Locate the string "donde" in the records below. Copy every line where it occurs.
--- start TASK DATA ---
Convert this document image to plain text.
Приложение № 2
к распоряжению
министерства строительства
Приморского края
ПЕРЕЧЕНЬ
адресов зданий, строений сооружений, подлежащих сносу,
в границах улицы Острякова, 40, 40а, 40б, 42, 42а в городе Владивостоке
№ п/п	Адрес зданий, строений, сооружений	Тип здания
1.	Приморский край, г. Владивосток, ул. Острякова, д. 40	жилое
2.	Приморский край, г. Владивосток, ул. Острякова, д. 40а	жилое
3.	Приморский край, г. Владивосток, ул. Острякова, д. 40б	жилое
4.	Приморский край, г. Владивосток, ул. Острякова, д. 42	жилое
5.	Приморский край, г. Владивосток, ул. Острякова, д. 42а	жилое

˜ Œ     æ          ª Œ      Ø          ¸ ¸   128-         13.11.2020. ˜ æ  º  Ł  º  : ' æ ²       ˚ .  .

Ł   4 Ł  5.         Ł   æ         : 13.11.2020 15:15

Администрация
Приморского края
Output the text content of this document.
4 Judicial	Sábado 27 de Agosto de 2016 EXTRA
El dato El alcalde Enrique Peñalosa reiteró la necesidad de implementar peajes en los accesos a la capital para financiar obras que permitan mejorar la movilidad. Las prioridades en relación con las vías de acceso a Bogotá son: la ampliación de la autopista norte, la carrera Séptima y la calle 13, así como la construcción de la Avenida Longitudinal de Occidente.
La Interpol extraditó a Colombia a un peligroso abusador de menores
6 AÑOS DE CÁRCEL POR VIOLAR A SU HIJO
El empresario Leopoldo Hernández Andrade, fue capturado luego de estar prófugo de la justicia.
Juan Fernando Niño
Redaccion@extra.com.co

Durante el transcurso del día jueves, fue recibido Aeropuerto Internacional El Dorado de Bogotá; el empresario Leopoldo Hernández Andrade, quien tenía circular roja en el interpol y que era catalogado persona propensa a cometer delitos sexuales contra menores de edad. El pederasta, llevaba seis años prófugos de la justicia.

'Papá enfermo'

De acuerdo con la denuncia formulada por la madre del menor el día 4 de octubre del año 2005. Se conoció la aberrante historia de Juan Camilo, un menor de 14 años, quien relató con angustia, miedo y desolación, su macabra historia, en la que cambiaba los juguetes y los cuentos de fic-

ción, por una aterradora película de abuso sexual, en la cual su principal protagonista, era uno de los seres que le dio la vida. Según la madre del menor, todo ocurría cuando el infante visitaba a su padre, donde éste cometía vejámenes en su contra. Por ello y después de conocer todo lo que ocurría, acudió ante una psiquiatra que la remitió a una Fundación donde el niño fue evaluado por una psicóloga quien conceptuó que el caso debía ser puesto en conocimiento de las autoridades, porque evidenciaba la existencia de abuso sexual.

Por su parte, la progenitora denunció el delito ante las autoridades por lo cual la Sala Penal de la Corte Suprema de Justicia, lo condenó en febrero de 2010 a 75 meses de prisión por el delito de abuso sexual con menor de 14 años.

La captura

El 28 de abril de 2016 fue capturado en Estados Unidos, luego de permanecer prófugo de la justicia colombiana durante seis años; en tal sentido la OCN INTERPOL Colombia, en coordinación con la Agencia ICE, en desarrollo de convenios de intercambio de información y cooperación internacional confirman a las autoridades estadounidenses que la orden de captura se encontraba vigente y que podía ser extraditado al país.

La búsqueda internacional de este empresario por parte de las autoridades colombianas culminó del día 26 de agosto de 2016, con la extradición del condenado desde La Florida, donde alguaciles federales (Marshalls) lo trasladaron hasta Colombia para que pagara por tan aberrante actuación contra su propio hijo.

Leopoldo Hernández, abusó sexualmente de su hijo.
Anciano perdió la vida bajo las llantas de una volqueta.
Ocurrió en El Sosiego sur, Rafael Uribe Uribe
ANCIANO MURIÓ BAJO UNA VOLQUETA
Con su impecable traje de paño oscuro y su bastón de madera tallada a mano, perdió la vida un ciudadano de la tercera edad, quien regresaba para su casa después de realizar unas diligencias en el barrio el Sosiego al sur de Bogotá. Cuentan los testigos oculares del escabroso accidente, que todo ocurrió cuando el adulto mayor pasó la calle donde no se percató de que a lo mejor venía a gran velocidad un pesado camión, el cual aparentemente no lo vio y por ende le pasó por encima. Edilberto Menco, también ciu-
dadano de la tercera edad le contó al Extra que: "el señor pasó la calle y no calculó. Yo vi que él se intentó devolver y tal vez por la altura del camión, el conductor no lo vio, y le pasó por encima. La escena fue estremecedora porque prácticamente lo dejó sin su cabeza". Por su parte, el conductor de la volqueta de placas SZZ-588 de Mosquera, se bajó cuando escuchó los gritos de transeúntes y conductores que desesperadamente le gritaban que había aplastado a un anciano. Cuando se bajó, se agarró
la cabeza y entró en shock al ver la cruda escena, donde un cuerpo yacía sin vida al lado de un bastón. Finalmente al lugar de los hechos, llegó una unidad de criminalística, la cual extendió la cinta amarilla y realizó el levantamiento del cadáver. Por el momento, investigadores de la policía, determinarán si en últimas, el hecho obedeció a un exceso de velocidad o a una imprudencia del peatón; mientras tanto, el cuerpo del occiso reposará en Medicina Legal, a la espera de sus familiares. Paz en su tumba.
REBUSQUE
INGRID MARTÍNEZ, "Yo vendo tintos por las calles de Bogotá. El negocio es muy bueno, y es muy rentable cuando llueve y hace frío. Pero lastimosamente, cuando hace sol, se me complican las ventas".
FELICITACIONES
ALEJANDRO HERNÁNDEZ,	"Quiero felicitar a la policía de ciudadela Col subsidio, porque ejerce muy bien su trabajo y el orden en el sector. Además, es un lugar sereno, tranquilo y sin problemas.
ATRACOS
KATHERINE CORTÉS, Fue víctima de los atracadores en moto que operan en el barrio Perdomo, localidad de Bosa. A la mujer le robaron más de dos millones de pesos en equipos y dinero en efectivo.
--- end TASK DATA ---
▸ **SOLVED PROBLEM**:
ción, por una aterradora película de abuso sexual, en la cual su principal protagonista, era uno de los seres que le dio la vida. Según la madre del menor, todo ocurría cuando el infante visitaba a su padre, donde éste cometía vejámenes en su contra. Por ello y después de conocer todo lo que ocurría, acudió ante una psiquiatra que la remitió a una Fundación donde el niño fue evaluado por una psicóloga quien conceptuó que el caso debía ser puesto en conocimiento de las autoridades, porque evidenciaba la existencia de abuso sexual.
La búsqueda internacional de este empresario por parte de las autoridades colombianas culminó del día 26 de agosto de 2016, con la extradición del condenado desde La Florida, donde alguaciles federales (Marshalls) lo trasladaron hasta Colombia para que pagara por tan aberrante actuación contra su propio hijo.
Con su impecable traje de paño oscuro y su bastón de madera tallada a mano, perdió la vida un ciudadano de la tercera edad, quien regresaba para su casa después de realizar unas diligencias en el barrio el Sosiego al sur de Bogotá. Cuentan los testigos oculares del escabroso accidente, que todo ocurrió cuando el adulto mayor pasó la calle donde no se percató de que a lo mejor venía a gran velocidad un pesado camión, el cual aparentemente no lo vio y por ende le pasó por encima. Edilberto Menco, también ciu-
la cabeza y entró en shock al ver la cruda escena, donde un cuerpo yacía sin vida al lado de un bastón. Finalmente al lugar de los hechos, llegó una unidad de criminalística, la cual extendió la cinta amarilla y realizó el levantamiento del cadáver. Por el momento, investigadores de la policía, determinarán si en últimas, el hecho obedeció a un exceso de velocidad o a una imprudencia del peatón; mientras tanto, el cuerpo del occiso reposará en Medicina Legal, a la espera de sus familiares. Paz en su tumba.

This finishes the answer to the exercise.